**AIM**
Pick out the lines in the listing below that contain the word "Lower" and copy them.

**SUPPLIED RECORDS**
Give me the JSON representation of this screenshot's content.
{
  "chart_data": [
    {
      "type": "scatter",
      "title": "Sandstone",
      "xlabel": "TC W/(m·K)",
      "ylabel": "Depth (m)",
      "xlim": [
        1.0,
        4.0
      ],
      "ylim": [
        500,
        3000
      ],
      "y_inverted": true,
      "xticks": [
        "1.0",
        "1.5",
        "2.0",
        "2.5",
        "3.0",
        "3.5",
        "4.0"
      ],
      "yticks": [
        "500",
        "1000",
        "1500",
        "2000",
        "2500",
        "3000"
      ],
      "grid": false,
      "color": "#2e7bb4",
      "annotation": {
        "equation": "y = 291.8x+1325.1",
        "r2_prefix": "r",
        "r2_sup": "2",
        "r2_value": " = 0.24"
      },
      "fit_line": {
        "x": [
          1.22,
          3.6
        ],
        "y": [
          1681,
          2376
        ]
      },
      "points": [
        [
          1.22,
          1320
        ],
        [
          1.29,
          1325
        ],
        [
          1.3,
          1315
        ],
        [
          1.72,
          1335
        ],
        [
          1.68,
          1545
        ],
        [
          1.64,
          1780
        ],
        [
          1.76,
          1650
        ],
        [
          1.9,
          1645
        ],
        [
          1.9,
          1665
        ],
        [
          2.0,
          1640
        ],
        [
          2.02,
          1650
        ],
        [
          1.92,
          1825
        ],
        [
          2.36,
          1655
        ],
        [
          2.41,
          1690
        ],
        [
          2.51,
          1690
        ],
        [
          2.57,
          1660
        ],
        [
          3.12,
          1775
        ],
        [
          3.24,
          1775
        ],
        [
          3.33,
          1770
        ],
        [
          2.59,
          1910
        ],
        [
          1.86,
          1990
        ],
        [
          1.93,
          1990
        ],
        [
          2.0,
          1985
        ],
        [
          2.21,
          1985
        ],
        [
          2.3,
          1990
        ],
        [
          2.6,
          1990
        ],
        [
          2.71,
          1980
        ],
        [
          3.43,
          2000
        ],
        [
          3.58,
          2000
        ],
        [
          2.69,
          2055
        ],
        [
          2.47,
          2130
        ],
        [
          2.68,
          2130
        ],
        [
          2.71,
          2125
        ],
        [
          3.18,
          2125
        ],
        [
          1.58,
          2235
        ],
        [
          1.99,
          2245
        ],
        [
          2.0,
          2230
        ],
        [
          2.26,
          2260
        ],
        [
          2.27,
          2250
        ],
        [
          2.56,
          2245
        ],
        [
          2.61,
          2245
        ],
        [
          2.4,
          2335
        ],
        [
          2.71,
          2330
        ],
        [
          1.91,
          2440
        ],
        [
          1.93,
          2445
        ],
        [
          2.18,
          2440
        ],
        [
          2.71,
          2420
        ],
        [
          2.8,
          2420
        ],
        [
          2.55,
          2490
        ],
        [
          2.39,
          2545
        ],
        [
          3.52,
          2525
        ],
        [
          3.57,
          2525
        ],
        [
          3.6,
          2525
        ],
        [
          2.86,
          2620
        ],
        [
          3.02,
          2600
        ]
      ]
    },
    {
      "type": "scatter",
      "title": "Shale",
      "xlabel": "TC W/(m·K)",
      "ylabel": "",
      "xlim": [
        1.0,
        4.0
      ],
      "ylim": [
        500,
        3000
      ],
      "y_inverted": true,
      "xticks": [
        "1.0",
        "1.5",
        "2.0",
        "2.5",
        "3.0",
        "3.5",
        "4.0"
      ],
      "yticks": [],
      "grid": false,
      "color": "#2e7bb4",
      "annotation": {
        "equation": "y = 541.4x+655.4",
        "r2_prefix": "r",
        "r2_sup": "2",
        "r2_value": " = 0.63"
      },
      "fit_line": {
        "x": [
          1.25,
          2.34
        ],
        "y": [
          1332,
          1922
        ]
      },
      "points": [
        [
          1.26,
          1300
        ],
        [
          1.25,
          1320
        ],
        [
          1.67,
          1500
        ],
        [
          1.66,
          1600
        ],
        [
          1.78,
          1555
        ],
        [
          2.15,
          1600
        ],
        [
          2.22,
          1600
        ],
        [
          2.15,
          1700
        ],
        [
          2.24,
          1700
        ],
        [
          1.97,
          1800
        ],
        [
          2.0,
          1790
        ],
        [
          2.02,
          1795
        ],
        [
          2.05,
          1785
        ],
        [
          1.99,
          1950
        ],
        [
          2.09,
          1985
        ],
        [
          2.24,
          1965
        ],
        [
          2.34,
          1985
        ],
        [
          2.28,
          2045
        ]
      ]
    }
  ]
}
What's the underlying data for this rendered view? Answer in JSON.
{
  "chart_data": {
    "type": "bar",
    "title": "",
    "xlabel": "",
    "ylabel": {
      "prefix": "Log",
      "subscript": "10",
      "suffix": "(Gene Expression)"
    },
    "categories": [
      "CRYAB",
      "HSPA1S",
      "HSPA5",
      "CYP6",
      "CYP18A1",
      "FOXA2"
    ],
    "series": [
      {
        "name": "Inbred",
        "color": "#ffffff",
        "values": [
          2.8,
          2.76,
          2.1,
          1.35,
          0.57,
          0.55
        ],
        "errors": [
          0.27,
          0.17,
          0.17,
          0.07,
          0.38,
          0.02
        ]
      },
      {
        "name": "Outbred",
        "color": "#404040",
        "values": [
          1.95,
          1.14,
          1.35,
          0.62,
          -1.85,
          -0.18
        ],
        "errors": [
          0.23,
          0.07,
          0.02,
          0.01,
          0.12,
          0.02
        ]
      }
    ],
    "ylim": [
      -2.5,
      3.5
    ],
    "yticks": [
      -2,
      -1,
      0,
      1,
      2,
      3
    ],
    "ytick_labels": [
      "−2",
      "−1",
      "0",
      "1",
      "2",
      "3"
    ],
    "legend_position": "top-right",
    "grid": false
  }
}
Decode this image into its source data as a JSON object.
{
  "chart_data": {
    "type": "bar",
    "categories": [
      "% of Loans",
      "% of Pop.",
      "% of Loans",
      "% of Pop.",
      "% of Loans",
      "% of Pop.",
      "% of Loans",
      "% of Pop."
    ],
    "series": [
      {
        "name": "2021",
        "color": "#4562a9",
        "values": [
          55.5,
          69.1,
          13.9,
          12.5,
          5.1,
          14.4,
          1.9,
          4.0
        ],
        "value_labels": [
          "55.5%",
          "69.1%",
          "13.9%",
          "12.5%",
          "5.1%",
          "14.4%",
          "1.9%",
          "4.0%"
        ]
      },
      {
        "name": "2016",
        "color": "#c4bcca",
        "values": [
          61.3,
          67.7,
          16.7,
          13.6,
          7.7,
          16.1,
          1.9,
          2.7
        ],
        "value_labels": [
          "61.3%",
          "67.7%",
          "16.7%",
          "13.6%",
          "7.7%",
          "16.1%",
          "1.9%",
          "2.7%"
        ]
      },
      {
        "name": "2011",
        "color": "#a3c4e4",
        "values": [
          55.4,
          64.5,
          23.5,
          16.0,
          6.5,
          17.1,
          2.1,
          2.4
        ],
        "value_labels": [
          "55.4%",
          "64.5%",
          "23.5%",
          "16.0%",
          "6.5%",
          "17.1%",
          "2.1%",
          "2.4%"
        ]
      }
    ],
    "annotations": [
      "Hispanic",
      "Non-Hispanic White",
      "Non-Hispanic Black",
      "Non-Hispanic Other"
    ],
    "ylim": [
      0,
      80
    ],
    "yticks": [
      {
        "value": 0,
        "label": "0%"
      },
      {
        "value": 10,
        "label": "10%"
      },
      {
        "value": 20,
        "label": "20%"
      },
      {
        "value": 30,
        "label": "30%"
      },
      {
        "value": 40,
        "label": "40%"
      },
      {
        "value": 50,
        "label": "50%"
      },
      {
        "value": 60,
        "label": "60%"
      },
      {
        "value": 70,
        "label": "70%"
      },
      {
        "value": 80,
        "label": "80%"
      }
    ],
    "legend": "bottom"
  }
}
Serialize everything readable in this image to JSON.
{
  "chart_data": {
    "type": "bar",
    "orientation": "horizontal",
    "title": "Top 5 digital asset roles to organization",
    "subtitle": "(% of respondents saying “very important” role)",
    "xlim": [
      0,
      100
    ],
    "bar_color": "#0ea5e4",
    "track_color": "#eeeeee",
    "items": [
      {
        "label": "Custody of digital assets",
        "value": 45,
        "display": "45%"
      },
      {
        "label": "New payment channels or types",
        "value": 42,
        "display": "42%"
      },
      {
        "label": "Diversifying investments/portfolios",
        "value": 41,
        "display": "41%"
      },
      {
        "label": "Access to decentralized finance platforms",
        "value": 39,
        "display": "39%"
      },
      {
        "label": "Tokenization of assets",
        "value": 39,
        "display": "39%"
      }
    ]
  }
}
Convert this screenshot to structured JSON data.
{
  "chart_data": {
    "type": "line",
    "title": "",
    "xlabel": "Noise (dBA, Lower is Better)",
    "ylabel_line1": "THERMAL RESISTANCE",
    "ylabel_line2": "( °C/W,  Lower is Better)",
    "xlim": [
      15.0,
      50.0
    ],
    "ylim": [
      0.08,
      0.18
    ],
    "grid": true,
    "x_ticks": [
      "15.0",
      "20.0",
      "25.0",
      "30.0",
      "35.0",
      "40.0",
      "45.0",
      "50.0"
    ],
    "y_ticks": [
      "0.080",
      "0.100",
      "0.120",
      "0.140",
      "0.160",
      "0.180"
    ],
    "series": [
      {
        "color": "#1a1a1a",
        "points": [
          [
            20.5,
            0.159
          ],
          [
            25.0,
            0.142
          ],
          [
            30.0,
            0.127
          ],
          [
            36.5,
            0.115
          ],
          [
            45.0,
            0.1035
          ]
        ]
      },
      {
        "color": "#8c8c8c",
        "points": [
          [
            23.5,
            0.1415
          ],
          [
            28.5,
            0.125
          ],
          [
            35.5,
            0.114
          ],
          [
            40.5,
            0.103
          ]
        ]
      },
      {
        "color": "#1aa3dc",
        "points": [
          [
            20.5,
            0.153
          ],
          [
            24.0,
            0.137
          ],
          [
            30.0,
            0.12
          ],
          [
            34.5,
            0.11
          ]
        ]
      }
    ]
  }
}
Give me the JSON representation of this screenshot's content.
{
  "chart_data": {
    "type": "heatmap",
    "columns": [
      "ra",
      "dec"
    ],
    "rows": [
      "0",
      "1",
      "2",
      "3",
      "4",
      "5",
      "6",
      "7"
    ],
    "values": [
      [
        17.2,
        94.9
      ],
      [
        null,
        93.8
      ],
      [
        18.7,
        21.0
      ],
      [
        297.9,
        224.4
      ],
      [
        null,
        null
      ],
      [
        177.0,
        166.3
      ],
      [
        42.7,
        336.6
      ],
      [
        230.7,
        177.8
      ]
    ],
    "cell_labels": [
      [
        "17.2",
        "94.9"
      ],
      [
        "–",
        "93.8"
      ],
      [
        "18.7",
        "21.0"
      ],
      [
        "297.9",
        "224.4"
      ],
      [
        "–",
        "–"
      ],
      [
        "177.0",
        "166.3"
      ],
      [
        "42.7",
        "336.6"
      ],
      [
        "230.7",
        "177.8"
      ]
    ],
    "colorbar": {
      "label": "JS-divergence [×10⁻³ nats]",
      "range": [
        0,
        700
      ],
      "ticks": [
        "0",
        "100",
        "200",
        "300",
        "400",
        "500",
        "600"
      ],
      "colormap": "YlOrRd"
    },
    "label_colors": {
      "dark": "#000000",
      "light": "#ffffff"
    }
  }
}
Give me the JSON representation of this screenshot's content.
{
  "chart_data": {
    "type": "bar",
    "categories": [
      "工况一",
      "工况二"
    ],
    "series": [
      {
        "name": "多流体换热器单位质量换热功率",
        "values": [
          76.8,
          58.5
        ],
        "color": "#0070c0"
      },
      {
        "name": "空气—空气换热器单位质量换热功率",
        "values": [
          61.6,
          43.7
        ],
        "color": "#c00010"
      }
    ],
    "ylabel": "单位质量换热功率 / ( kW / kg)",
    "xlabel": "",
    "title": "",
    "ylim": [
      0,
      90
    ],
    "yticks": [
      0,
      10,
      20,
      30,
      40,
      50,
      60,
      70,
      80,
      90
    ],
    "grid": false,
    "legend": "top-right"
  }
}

**RESPONSE TO THIS TASK**
    "xlabel": "Noise (dBA, Lower is Better)",
    "ylabel_line2": "( °C/W,  Lower is Better)",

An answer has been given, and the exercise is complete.